BEGIN PASSAGE TO READ
Diagnosis of this disorder relies on an antecedent history of an inciting cause and ruling out other causes such as pheochromocytoma, medication side effects, and renal artery stenosis (Fig 2). Autonomic testing then identifies a defect in the reflex arc and confirms the diagnosis. The full array of autonomic tests can be extensive and can pose some technical difficulty for patients in the ICU. However, several bedside maneuvers can be performed in the ICU such as the cold pressor test, Valsalva maneuver, and vasopressor response with phenylephrine and nitroprusside. The lack of reciprocal change in HR with these interventions that affect peripheral vascular resistance confirms baroreflex failure.
END PASSAGE TO READ
◆ GOAL OF THE EXERCISE ◆
List the bedside maneuvers that the passage on diagnosing baroreflex failure says can be done in the ICU.
BEGIN EXTRACTED DATA
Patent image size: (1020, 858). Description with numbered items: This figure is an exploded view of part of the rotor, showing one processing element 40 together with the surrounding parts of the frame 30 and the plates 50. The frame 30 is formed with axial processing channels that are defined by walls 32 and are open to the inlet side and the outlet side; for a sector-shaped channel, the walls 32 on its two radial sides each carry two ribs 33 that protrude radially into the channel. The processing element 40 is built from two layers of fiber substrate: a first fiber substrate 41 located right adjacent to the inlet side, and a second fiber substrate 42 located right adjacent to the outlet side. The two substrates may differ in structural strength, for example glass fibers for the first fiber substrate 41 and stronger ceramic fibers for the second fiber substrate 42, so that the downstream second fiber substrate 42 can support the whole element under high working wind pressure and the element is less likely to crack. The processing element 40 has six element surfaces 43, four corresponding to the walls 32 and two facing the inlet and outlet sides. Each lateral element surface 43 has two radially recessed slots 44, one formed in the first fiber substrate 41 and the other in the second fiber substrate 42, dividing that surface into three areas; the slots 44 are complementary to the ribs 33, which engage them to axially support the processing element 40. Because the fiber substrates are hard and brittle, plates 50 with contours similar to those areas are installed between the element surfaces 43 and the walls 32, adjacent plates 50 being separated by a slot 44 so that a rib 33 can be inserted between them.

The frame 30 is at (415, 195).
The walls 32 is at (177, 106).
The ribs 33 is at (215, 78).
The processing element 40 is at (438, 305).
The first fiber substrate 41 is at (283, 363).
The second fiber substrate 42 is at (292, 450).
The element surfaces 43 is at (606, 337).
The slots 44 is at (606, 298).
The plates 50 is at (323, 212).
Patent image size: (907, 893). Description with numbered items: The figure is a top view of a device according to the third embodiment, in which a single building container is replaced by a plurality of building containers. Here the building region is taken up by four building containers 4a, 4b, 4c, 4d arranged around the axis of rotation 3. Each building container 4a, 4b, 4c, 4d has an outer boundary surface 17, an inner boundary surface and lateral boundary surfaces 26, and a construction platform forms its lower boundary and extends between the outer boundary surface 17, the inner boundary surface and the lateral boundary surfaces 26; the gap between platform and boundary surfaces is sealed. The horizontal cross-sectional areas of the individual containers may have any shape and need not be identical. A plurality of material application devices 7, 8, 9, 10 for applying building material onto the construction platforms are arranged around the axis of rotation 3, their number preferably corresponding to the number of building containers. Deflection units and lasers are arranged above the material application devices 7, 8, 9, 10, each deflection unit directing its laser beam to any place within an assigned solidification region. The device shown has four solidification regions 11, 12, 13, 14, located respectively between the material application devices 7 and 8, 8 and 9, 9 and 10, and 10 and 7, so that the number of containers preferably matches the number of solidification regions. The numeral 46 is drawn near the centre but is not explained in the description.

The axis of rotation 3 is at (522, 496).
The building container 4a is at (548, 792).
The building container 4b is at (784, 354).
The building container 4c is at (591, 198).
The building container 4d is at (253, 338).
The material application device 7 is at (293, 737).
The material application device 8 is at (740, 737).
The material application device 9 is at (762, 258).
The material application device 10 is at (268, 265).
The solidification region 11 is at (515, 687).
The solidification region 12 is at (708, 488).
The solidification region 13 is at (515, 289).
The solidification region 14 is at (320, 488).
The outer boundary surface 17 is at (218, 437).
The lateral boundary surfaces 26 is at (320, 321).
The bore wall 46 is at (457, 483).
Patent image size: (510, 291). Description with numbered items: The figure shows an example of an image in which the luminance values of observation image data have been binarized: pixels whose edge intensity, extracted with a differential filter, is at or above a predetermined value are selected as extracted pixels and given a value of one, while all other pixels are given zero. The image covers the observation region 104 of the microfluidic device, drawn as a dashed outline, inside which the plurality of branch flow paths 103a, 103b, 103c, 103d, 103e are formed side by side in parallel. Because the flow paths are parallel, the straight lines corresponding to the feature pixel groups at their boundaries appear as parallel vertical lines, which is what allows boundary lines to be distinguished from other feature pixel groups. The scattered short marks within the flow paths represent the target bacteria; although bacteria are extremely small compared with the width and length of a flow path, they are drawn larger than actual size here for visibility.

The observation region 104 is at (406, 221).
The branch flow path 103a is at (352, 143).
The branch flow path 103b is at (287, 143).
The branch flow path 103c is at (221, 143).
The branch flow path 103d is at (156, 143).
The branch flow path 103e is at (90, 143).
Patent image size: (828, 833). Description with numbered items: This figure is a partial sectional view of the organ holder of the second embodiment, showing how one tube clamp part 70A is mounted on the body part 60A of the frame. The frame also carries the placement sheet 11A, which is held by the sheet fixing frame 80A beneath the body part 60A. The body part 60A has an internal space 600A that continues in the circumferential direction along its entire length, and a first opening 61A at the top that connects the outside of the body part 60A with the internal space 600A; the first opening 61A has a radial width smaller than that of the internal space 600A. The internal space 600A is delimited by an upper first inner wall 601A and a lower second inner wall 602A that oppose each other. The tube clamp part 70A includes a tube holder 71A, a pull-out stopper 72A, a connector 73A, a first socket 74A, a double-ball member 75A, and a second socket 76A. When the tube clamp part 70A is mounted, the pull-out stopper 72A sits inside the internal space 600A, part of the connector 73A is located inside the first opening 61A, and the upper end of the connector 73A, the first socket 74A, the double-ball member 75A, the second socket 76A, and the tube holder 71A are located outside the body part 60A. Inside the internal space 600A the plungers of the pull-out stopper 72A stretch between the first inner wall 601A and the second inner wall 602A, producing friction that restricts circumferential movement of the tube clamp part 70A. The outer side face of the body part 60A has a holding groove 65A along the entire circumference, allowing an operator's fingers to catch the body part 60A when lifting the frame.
END EXTRACTED DATA
◆ ANSWER SECTION ◆
- Cold pressor test
- Valsalva maneuver
- Vasopressor response with phenylephrine and nitroprusside